### WHAT IS NEEDED
Would you quote every entry exactly, dropping only the pictures?

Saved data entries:

<<<<

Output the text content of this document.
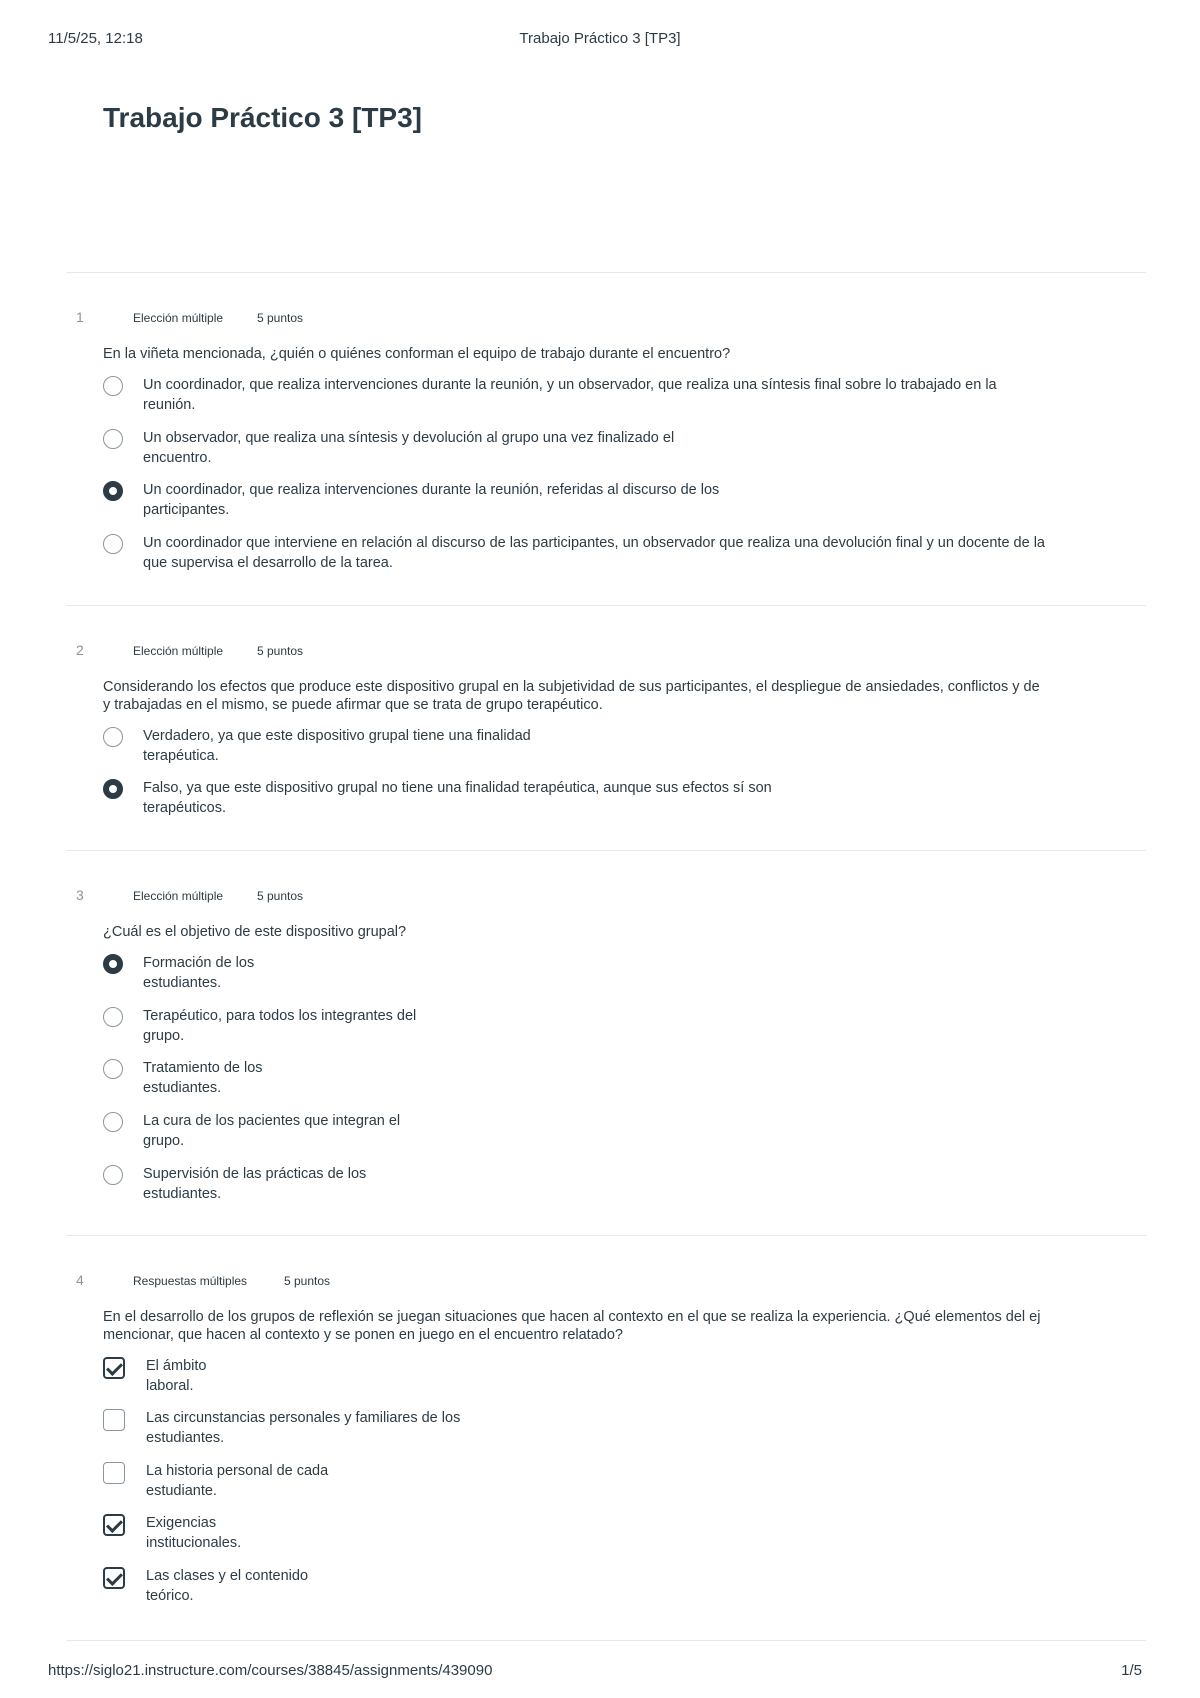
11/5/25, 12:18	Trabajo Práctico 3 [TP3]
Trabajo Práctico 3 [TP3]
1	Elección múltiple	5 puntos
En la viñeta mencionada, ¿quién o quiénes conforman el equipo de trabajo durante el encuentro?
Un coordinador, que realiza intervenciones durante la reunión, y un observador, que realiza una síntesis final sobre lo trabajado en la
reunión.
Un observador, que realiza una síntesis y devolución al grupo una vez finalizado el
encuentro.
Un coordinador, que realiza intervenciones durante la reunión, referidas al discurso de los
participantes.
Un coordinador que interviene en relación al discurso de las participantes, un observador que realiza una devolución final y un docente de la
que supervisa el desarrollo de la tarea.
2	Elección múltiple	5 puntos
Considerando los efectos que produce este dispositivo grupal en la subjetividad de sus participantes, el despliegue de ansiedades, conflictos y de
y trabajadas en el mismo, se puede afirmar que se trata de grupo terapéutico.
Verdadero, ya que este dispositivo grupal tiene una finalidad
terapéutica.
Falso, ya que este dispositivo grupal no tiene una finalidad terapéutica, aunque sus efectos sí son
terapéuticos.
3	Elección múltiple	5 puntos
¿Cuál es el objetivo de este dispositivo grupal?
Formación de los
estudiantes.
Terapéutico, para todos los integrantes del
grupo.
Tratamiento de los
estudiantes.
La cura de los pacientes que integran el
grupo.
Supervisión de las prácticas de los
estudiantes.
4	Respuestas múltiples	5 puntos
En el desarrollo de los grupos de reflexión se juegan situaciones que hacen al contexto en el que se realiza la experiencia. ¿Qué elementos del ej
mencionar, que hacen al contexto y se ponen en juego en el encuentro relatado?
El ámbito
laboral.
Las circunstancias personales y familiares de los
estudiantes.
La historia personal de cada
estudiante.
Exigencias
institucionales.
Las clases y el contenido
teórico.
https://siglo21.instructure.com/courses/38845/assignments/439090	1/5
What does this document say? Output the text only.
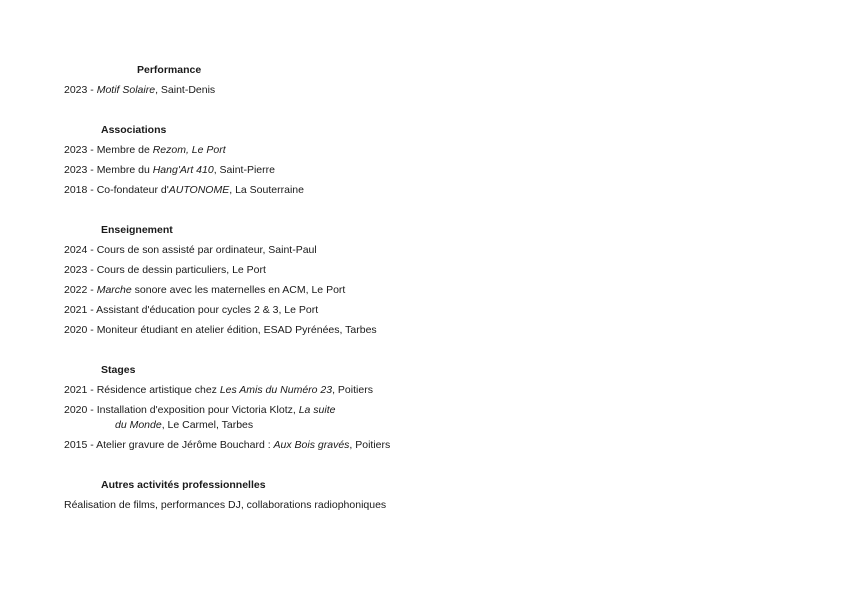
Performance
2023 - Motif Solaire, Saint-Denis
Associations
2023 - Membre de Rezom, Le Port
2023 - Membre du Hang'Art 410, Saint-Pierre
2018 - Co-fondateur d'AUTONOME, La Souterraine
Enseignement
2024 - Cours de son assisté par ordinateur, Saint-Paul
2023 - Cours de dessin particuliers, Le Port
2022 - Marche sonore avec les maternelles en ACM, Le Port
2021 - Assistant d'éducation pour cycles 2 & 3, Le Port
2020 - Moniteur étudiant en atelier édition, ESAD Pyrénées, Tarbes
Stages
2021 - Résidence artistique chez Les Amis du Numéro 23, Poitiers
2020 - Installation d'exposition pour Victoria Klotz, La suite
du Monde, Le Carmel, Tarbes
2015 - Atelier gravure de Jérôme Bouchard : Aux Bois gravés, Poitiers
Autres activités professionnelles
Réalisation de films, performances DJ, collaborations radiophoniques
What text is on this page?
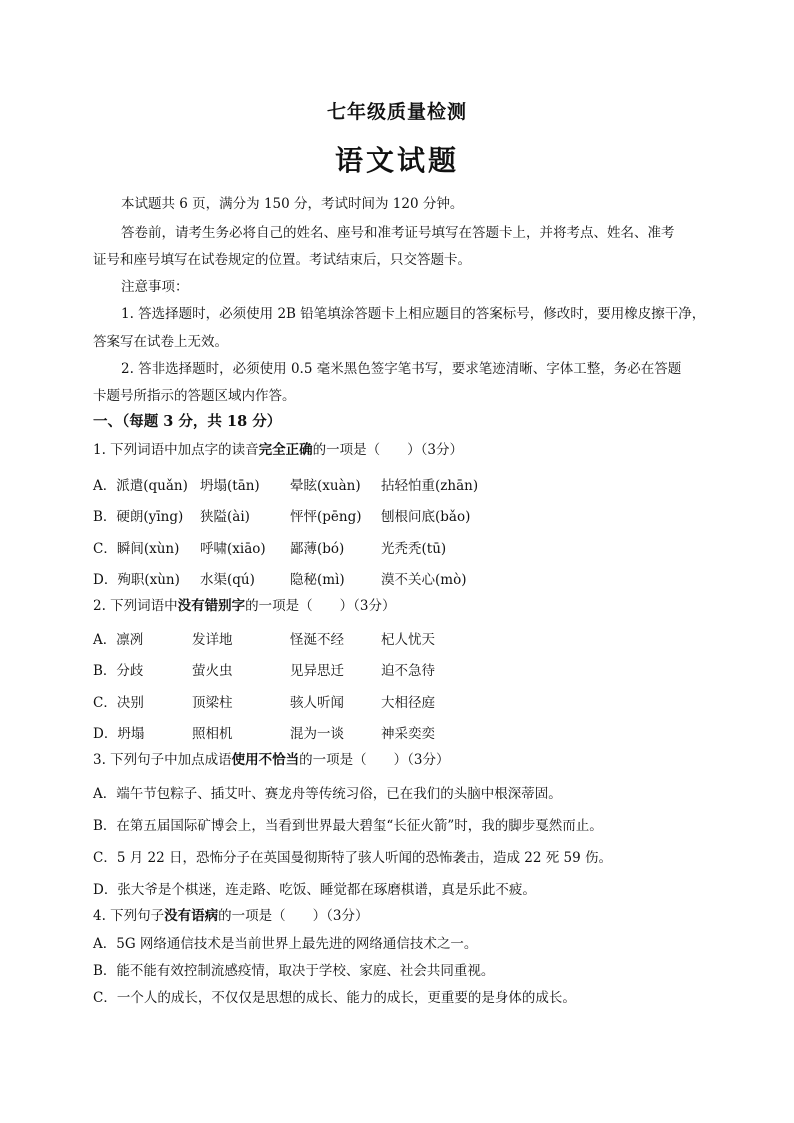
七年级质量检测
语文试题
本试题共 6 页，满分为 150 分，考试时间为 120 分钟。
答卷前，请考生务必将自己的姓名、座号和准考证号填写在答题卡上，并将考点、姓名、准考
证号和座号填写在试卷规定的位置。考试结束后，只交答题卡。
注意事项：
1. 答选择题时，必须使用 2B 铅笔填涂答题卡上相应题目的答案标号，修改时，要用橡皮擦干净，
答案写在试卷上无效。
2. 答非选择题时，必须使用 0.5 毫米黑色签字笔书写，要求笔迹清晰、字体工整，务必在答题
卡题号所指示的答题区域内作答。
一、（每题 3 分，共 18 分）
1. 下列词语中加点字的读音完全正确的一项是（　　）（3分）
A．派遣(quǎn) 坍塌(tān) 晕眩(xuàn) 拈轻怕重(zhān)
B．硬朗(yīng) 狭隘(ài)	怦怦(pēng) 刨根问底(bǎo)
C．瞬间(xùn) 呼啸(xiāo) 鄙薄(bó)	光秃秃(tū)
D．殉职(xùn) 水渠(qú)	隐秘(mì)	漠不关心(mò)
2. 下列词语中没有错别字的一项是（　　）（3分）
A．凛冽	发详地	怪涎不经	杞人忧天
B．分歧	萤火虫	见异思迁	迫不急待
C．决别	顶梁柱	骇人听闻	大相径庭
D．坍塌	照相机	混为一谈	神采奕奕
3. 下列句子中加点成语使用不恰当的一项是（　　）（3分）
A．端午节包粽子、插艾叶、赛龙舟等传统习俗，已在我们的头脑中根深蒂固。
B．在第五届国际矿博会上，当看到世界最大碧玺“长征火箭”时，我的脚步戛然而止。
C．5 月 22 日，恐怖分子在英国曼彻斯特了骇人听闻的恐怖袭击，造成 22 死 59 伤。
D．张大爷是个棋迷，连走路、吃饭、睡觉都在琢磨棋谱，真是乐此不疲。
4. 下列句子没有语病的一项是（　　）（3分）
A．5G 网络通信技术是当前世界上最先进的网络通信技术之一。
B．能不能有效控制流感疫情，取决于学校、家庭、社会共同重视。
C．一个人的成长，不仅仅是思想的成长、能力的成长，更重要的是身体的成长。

>>>>

### ANSWER TO THIS TASK
Output the text content of this document.
11/5/25, 12:18	Trabajo Práctico 3 [TP3]
Trabajo Práctico 3 [TP3]
1	Elección múltiple	5 puntos
En la viñeta mencionada, ¿quién o quiénes conforman el equipo de trabajo durante el encuentro?
Un coordinador, que realiza intervenciones durante la reunión, y un observador, que realiza una síntesis final sobre lo trabajado en la
reunión.
Un observador, que realiza una síntesis y devolución al grupo una vez finalizado el
encuentro.
Un coordinador, que realiza intervenciones durante la reunión, referidas al discurso de los
participantes.
Un coordinador que interviene en relación al discurso de las participantes, un observador que realiza una devolución final y un docente de la
que supervisa el desarrollo de la tarea.
2	Elección múltiple	5 puntos
Considerando los efectos que produce este dispositivo grupal en la subjetividad de sus participantes, el despliegue de ansiedades, conflictos y de
y trabajadas en el mismo, se puede afirmar que se trata de grupo terapéutico.
Verdadero, ya que este dispositivo grupal tiene una finalidad
terapéutica.
Falso, ya que este dispositivo grupal no tiene una finalidad terapéutica, aunque sus efectos sí son
terapéuticos.
3	Elección múltiple	5 puntos
¿Cuál es el objetivo de este dispositivo grupal?
Formación de los
estudiantes.
Terapéutico, para todos los integrantes del
grupo.
Tratamiento de los
estudiantes.
La cura de los pacientes que integran el
grupo.
Supervisión de las prácticas de los
estudiantes.
4	Respuestas múltiples	5 puntos
En el desarrollo de los grupos de reflexión se juegan situaciones que hacen al contexto en el que se realiza la experiencia. ¿Qué elementos del ej
mencionar, que hacen al contexto y se ponen en juego en el encuentro relatado?
El ámbito
laboral.
Las circunstancias personales y familiares de los
estudiantes.
La historia personal de cada
estudiante.
Exigencias
institucionales.
Las clases y el contenido
teórico.
https://siglo21.instructure.com/courses/38845/assignments/439090	1/5
What does this document say? Output the text only.
Performance
2023 - Motif Solaire, Saint-Denis
Associations
2023 - Membre de Rezom, Le Port
2023 - Membre du Hang'Art 410, Saint-Pierre
2018 - Co-fondateur d'AUTONOME, La Souterraine
Enseignement
2024 - Cours de son assisté par ordinateur, Saint-Paul
2023 - Cours de dessin particuliers, Le Port
2022 - Marche sonore avec les maternelles en ACM, Le Port
2021 - Assistant d'éducation pour cycles 2 & 3, Le Port
2020 - Moniteur étudiant en atelier édition, ESAD Pyrénées, Tarbes
Stages
2021 - Résidence artistique chez Les Amis du Numéro 23, Poitiers
2020 - Installation d'exposition pour Victoria Klotz, La suite
du Monde, Le Carmel, Tarbes
2015 - Atelier gravure de Jérôme Bouchard : Aux Bois gravés, Poitiers
Autres activités professionnelles
Réalisation de films, performances DJ, collaborations radiophoniques
What text is on this page?
七年级质量检测
语文试题
本试题共 6 页，满分为 150 分，考试时间为 120 分钟。
答卷前，请考生务必将自己的姓名、座号和准考证号填写在答题卡上，并将考点、姓名、准考
证号和座号填写在试卷规定的位置。考试结束后，只交答题卡。
注意事项：
1. 答选择题时，必须使用 2B 铅笔填涂答题卡上相应题目的答案标号，修改时，要用橡皮擦干净，
答案写在试卷上无效。
2. 答非选择题时，必须使用 0.5 毫米黑色签字笔书写，要求笔迹清晰、字体工整，务必在答题
卡题号所指示的答题区域内作答。
一、（每题 3 分，共 18 分）
1. 下列词语中加点字的读音完全正确的一项是（　　）（3分）
A．派遣(quǎn) 坍塌(tān) 晕眩(xuàn) 拈轻怕重(zhān)
B．硬朗(yīng) 狭隘(ài)	怦怦(pēng) 刨根问底(bǎo)
C．瞬间(xùn) 呼啸(xiāo) 鄙薄(bó)	光秃秃(tū)
D．殉职(xùn) 水渠(qú)	隐秘(mì)	漠不关心(mò)
2. 下列词语中没有错别字的一项是（　　）（3分）
A．凛冽	发详地	怪涎不经	杞人忧天
B．分歧	萤火虫	见异思迁	迫不急待
C．决别	顶梁柱	骇人听闻	大相径庭
D．坍塌	照相机	混为一谈	神采奕奕
3. 下列句子中加点成语使用不恰当的一项是（　　）（3分）
A．端午节包粽子、插艾叶、赛龙舟等传统习俗，已在我们的头脑中根深蒂固。
B．在第五届国际矿博会上，当看到世界最大碧玺“长征火箭”时，我的脚步戛然而止。
C．5 月 22 日，恐怖分子在英国曼彻斯特了骇人听闻的恐怖袭击，造成 22 死 59 伤。
D．张大爷是个棋迷，连走路、吃饭、睡觉都在琢磨棋谱，真是乐此不疲。
4. 下列句子没有语病的一项是（　　）（3分）
A．5G 网络通信技术是当前世界上最先进的网络通信技术之一。
B．能不能有效控制流感疫情，取决于学校、家庭、社会共同重视。
C．一个人的成长，不仅仅是思想的成长、能力的成长，更重要的是身体的成长。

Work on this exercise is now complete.